YOUR OBJECTIVE>
Without the pictures, give the entries below again exactly as written.

**** AVAILABLE RECORDS ****

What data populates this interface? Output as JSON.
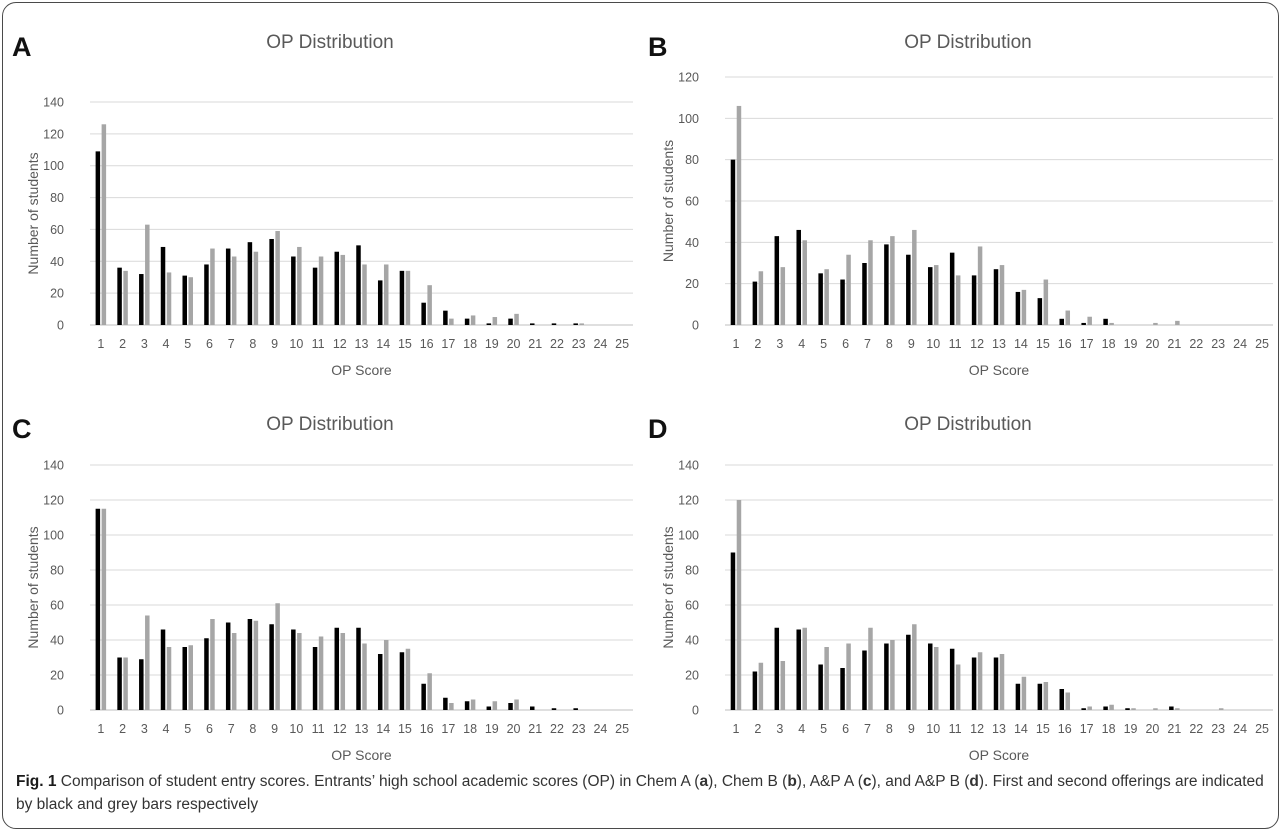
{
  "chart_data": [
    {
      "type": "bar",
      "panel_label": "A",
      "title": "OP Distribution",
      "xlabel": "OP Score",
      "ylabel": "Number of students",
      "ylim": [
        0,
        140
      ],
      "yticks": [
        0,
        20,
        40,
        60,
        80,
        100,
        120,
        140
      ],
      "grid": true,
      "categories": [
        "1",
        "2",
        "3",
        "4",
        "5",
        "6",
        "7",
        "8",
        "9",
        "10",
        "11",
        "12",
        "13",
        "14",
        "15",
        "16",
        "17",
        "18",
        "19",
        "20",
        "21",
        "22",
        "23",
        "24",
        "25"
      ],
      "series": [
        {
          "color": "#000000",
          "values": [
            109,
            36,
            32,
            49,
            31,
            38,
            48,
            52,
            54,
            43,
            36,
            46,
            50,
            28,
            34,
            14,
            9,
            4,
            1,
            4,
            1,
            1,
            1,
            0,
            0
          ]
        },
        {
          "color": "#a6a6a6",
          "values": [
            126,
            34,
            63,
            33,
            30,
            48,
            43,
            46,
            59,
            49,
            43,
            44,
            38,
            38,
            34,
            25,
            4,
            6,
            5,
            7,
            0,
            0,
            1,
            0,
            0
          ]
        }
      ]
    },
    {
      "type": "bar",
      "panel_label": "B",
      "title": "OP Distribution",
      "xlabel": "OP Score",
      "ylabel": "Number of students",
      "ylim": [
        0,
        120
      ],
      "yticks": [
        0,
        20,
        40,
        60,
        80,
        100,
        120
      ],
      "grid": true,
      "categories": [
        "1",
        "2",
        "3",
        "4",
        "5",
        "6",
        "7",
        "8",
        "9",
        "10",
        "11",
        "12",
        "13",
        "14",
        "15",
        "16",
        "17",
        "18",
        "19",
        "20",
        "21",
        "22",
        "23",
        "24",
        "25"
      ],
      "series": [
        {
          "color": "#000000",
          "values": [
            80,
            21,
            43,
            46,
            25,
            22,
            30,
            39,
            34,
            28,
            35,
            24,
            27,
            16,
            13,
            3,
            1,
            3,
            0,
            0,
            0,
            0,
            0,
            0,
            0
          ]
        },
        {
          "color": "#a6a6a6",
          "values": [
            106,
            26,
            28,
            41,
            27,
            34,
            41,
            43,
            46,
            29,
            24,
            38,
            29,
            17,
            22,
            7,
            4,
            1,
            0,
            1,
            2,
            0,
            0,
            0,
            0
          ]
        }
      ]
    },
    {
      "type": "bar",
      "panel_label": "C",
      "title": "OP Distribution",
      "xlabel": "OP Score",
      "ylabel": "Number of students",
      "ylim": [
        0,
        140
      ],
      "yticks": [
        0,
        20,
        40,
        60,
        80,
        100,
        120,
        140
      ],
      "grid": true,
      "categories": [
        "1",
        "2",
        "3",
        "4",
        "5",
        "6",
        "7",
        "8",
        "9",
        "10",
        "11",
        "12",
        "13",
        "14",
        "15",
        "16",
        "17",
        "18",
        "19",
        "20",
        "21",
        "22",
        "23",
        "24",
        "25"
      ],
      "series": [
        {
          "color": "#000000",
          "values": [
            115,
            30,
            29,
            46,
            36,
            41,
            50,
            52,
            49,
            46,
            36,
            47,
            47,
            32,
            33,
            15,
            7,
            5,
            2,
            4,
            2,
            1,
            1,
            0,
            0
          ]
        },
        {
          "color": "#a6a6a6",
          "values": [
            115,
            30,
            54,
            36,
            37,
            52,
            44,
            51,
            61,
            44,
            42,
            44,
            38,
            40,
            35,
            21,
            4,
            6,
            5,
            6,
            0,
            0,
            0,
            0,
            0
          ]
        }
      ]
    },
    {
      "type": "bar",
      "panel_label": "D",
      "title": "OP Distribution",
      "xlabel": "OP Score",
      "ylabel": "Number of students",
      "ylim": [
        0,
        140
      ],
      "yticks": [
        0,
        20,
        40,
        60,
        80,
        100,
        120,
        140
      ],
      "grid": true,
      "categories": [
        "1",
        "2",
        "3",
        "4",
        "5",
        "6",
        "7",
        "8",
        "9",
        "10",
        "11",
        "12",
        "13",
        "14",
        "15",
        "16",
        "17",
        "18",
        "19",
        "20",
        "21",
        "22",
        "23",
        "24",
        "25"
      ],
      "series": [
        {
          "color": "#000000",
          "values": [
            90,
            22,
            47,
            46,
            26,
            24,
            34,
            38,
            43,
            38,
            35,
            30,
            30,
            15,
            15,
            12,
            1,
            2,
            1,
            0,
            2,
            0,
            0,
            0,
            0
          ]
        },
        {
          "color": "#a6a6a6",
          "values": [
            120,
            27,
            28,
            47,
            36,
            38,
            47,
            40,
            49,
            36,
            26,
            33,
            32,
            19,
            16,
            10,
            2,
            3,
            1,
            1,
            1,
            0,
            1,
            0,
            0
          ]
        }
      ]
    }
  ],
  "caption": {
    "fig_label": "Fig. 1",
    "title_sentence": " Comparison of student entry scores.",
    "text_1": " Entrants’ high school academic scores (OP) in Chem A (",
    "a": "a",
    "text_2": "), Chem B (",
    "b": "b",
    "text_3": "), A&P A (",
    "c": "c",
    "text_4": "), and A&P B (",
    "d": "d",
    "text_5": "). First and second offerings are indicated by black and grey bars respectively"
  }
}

****

TASK RESULT>
What data populates this interface? Output as JSON.
{
  "chart_data": [
    {
      "type": "bar",
      "panel_label": "A",
      "title": "OP Distribution",
      "xlabel": "OP Score",
      "ylabel": "Number of students",
      "ylim": [
        0,
        140
      ],
      "yticks": [
        0,
        20,
        40,
        60,
        80,
        100,
        120,
        140
      ],
      "grid": true,
      "categories": [
        "1",
        "2",
        "3",
        "4",
        "5",
        "6",
        "7",
        "8",
        "9",
        "10",
        "11",
        "12",
        "13",
        "14",
        "15",
        "16",
        "17",
        "18",
        "19",
        "20",
        "21",
        "22",
        "23",
        "24",
        "25"
      ],
      "series": [
        {
          "color": "#000000",
          "values": [
            109,
            36,
            32,
            49,
            31,
            38,
            48,
            52,
            54,
            43,
            36,
            46,
            50,
            28,
            34,
            14,
            9,
            4,
            1,
            4,
            1,
            1,
            1,
            0,
            0
          ]
        },
        {
          "color": "#a6a6a6",
          "values": [
            126,
            34,
            63,
            33,
            30,
            48,
            43,
            46,
            59,
            49,
            43,
            44,
            38,
            38,
            34,
            25,
            4,
            6,
            5,
            7,
            0,
            0,
            1,
            0,
            0
          ]
        }
      ]
    },
    {
      "type": "bar",
      "panel_label": "B",
      "title": "OP Distribution",
      "xlabel": "OP Score",
      "ylabel": "Number of students",
      "ylim": [
        0,
        120
      ],
      "yticks": [
        0,
        20,
        40,
        60,
        80,
        100,
        120
      ],
      "grid": true,
      "categories": [
        "1",
        "2",
        "3",
        "4",
        "5",
        "6",
        "7",
        "8",
        "9",
        "10",
        "11",
        "12",
        "13",
        "14",
        "15",
        "16",
        "17",
        "18",
        "19",
        "20",
        "21",
        "22",
        "23",
        "24",
        "25"
      ],
      "series": [
        {
          "color": "#000000",
          "values": [
            80,
            21,
            43,
            46,
            25,
            22,
            30,
            39,
            34,
            28,
            35,
            24,
            27,
            16,
            13,
            3,
            1,
            3,
            0,
            0,
            0,
            0,
            0,
            0,
            0
          ]
        },
        {
          "color": "#a6a6a6",
          "values": [
            106,
            26,
            28,
            41,
            27,
            34,
            41,
            43,
            46,
            29,
            24,
            38,
            29,
            17,
            22,
            7,
            4,
            1,
            0,
            1,
            2,
            0,
            0,
            0,
            0
          ]
        }
      ]
    },
    {
      "type": "bar",
      "panel_label": "C",
      "title": "OP Distribution",
      "xlabel": "OP Score",
      "ylabel": "Number of students",
      "ylim": [
        0,
        140
      ],
      "yticks": [
        0,
        20,
        40,
        60,
        80,
        100,
        120,
        140
      ],
      "grid": true,
      "categories": [
        "1",
        "2",
        "3",
        "4",
        "5",
        "6",
        "7",
        "8",
        "9",
        "10",
        "11",
        "12",
        "13",
        "14",
        "15",
        "16",
        "17",
        "18",
        "19",
        "20",
        "21",
        "22",
        "23",
        "24",
        "25"
      ],
      "series": [
        {
          "color": "#000000",
          "values": [
            115,
            30,
            29,
            46,
            36,
            41,
            50,
            52,
            49,
            46,
            36,
            47,
            47,
            32,
            33,
            15,
            7,
            5,
            2,
            4,
            2,
            1,
            1,
            0,
            0
          ]
        },
        {
          "color": "#a6a6a6",
          "values": [
            115,
            30,
            54,
            36,
            37,
            52,
            44,
            51,
            61,
            44,
            42,
            44,
            38,
            40,
            35,
            21,
            4,
            6,
            5,
            6,
            0,
            0,
            0,
            0,
            0
          ]
        }
      ]
    },
    {
      "type": "bar",
      "panel_label": "D",
      "title": "OP Distribution",
      "xlabel": "OP Score",
      "ylabel": "Number of students",
      "ylim": [
        0,
        140
      ],
      "yticks": [
        0,
        20,
        40,
        60,
        80,
        100,
        120,
        140
      ],
      "grid": true,
      "categories": [
        "1",
        "2",
        "3",
        "4",
        "5",
        "6",
        "7",
        "8",
        "9",
        "10",
        "11",
        "12",
        "13",
        "14",
        "15",
        "16",
        "17",
        "18",
        "19",
        "20",
        "21",
        "22",
        "23",
        "24",
        "25"
      ],
      "series": [
        {
          "color": "#000000",
          "values": [
            90,
            22,
            47,
            46,
            26,
            24,
            34,
            38,
            43,
            38,
            35,
            30,
            30,
            15,
            15,
            12,
            1,
            2,
            1,
            0,
            2,
            0,
            0,
            0,
            0
          ]
        },
        {
          "color": "#a6a6a6",
          "values": [
            120,
            27,
            28,
            47,
            36,
            38,
            47,
            40,
            49,
            36,
            26,
            33,
            32,
            19,
            16,
            10,
            2,
            3,
            1,
            1,
            1,
            0,
            1,
            0,
            0
          ]
        }
      ]
    }
  ],
  "caption": {
    "fig_label": "Fig. 1",
    "title_sentence": " Comparison of student entry scores.",
    "text_1": " Entrants’ high school academic scores (OP) in Chem A (",
    "a": "a",
    "text_2": "), Chem B (",
    "b": "b",
    "text_3": "), A&P A (",
    "c": "c",
    "text_4": "), and A&P B (",
    "d": "d",
    "text_5": "). First and second offerings are indicated by black and grey bars respectively"
  }
}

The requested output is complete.